▼▼▼

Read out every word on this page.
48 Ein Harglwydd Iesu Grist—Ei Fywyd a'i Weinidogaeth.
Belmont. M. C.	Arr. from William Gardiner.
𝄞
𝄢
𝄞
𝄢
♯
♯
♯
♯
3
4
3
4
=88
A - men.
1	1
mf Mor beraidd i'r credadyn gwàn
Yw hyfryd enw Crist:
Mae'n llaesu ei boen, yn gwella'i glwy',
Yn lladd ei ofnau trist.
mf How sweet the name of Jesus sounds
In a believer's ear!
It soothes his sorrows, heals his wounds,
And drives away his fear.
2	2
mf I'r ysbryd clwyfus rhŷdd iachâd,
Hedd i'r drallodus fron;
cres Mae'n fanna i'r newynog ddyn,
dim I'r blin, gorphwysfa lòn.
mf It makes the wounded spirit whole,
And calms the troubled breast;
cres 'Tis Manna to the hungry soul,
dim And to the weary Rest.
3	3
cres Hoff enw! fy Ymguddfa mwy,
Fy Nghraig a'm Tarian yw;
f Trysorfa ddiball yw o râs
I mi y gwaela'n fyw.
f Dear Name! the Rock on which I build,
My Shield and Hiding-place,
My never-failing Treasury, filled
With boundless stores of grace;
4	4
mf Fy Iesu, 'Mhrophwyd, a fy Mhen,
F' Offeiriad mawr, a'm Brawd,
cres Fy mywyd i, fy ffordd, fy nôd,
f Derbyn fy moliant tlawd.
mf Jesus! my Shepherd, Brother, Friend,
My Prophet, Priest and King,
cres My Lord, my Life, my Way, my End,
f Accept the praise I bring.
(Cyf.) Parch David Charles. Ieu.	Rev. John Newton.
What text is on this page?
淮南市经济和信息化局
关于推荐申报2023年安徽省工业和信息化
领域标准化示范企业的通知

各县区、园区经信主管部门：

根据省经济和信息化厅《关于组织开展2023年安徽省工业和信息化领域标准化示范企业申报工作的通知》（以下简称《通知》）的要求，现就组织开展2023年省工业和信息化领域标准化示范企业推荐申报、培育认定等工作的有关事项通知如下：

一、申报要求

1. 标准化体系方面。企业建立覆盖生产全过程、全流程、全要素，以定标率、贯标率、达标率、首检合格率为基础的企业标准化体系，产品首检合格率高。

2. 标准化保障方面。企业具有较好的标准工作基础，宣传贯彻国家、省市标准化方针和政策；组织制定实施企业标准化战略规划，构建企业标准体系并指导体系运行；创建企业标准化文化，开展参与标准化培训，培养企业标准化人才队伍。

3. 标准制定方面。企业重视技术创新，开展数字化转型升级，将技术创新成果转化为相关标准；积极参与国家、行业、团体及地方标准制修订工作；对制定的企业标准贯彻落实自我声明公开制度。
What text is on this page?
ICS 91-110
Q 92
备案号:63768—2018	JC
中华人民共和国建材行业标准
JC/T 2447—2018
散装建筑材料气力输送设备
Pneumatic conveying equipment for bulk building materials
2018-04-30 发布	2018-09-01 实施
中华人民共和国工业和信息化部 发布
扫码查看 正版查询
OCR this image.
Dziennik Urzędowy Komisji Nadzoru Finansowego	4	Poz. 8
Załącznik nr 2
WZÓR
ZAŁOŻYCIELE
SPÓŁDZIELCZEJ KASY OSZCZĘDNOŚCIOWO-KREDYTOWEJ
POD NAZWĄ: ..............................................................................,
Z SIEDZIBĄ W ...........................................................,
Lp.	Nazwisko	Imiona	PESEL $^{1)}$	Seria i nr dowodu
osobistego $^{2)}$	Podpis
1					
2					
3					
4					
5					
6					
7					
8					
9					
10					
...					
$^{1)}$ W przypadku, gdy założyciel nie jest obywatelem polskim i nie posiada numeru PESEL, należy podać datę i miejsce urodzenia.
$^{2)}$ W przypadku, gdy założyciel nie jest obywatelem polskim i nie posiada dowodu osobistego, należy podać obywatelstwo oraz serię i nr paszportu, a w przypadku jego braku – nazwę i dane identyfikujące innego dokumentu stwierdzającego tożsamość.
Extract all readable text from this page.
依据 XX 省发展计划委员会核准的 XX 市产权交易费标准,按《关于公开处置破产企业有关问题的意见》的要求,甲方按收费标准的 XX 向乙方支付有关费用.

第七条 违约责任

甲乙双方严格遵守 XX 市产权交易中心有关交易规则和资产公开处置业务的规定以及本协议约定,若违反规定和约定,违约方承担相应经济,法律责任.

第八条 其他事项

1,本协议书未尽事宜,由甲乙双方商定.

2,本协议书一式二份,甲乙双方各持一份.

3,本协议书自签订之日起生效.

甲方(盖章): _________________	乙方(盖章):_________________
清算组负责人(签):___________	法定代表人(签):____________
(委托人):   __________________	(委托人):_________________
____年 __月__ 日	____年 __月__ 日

▲▲▲

WHAT IS ASKED -
Provide an exact reproduction of all the entries shown above.

WRITTEN SOLUTION -
Read out every word on this page.
48 Ein Harglwydd Iesu Grist—Ei Fywyd a'i Weinidogaeth.
Belmont. M. C.	Arr. from William Gardiner.
𝄞
𝄢
𝄞
𝄢
♯
♯
♯
♯
3
4
3
4
=88
A - men.
1	1
mf Mor beraidd i'r credadyn gwàn
Yw hyfryd enw Crist:
Mae'n llaesu ei boen, yn gwella'i glwy',
Yn lladd ei ofnau trist.
mf How sweet the name of Jesus sounds
In a believer's ear!
It soothes his sorrows, heals his wounds,
And drives away his fear.
2	2
mf I'r ysbryd clwyfus rhŷdd iachâd,
Hedd i'r drallodus fron;
cres Mae'n fanna i'r newynog ddyn,
dim I'r blin, gorphwysfa lòn.
mf It makes the wounded spirit whole,
And calms the troubled breast;
cres 'Tis Manna to the hungry soul,
dim And to the weary Rest.
3	3
cres Hoff enw! fy Ymguddfa mwy,
Fy Nghraig a'm Tarian yw;
f Trysorfa ddiball yw o râs
I mi y gwaela'n fyw.
f Dear Name! the Rock on which I build,
My Shield and Hiding-place,
My never-failing Treasury, filled
With boundless stores of grace;
4	4
mf Fy Iesu, 'Mhrophwyd, a fy Mhen,
F' Offeiriad mawr, a'm Brawd,
cres Fy mywyd i, fy ffordd, fy nôd,
f Derbyn fy moliant tlawd.
mf Jesus! my Shepherd, Brother, Friend,
My Prophet, Priest and King,
cres My Lord, my Life, my Way, my End,
f Accept the praise I bring.
(Cyf.) Parch David Charles. Ieu.	Rev. John Newton.
What text is on this page?
淮南市经济和信息化局
关于推荐申报2023年安徽省工业和信息化
领域标准化示范企业的通知

各县区、园区经信主管部门：

根据省经济和信息化厅《关于组织开展2023年安徽省工业和信息化领域标准化示范企业申报工作的通知》（以下简称《通知》）的要求，现就组织开展2023年省工业和信息化领域标准化示范企业推荐申报、培育认定等工作的有关事项通知如下：

一、申报要求

1. 标准化体系方面。企业建立覆盖生产全过程、全流程、全要素，以定标率、贯标率、达标率、首检合格率为基础的企业标准化体系，产品首检合格率高。

2. 标准化保障方面。企业具有较好的标准工作基础，宣传贯彻国家、省市标准化方针和政策；组织制定实施企业标准化战略规划，构建企业标准体系并指导体系运行；创建企业标准化文化，开展参与标准化培训，培养企业标准化人才队伍。

3. 标准制定方面。企业重视技术创新，开展数字化转型升级，将技术创新成果转化为相关标准；积极参与国家、行业、团体及地方标准制修订工作；对制定的企业标准贯彻落实自我声明公开制度。
What text is on this page?
ICS 91-110
Q 92
备案号:63768—2018	JC
中华人民共和国建材行业标准
JC/T 2447—2018
散装建筑材料气力输送设备
Pneumatic conveying equipment for bulk building materials
2018-04-30 发布	2018-09-01 实施
中华人民共和国工业和信息化部 发布
扫码查看 正版查询
OCR this image.
Dziennik Urzędowy Komisji Nadzoru Finansowego	4	Poz. 8
Załącznik nr 2
WZÓR
ZAŁOŻYCIELE
SPÓŁDZIELCZEJ KASY OSZCZĘDNOŚCIOWO-KREDYTOWEJ
POD NAZWĄ: ..............................................................................,
Z SIEDZIBĄ W ...........................................................,
Lp.	Nazwisko	Imiona	PESEL $^{1)}$	Seria i nr dowodu
osobistego $^{2)}$	Podpis
1					
2					
3					
4					
5					
6					
7					
8					
9					
10					
...					
$^{1)}$ W przypadku, gdy założyciel nie jest obywatelem polskim i nie posiada numeru PESEL, należy podać datę i miejsce urodzenia.
$^{2)}$ W przypadku, gdy założyciel nie jest obywatelem polskim i nie posiada dowodu osobistego, należy podać obywatelstwo oraz serię i nr paszportu, a w przypadku jego braku – nazwę i dane identyfikujące innego dokumentu stwierdzającego tożsamość.
Extract all readable text from this page.
依据 XX 省发展计划委员会核准的 XX 市产权交易费标准,按《关于公开处置破产企业有关问题的意见》的要求,甲方按收费标准的 XX 向乙方支付有关费用.

第七条 违约责任

甲乙双方严格遵守 XX 市产权交易中心有关交易规则和资产公开处置业务的规定以及本协议约定,若违反规定和约定,违约方承担相应经济,法律责任.

第八条 其他事项

1,本协议书未尽事宜,由甲乙双方商定.

2,本协议书一式二份,甲乙双方各持一份.

3,本协议书自签订之日起生效.

甲方(盖章): _________________	乙方(盖章):_________________
清算组负责人(签):___________	法定代表人(签):____________
(委托人):   __________________	(委托人):_________________
____年 __月__ 日	____年 __月__ 日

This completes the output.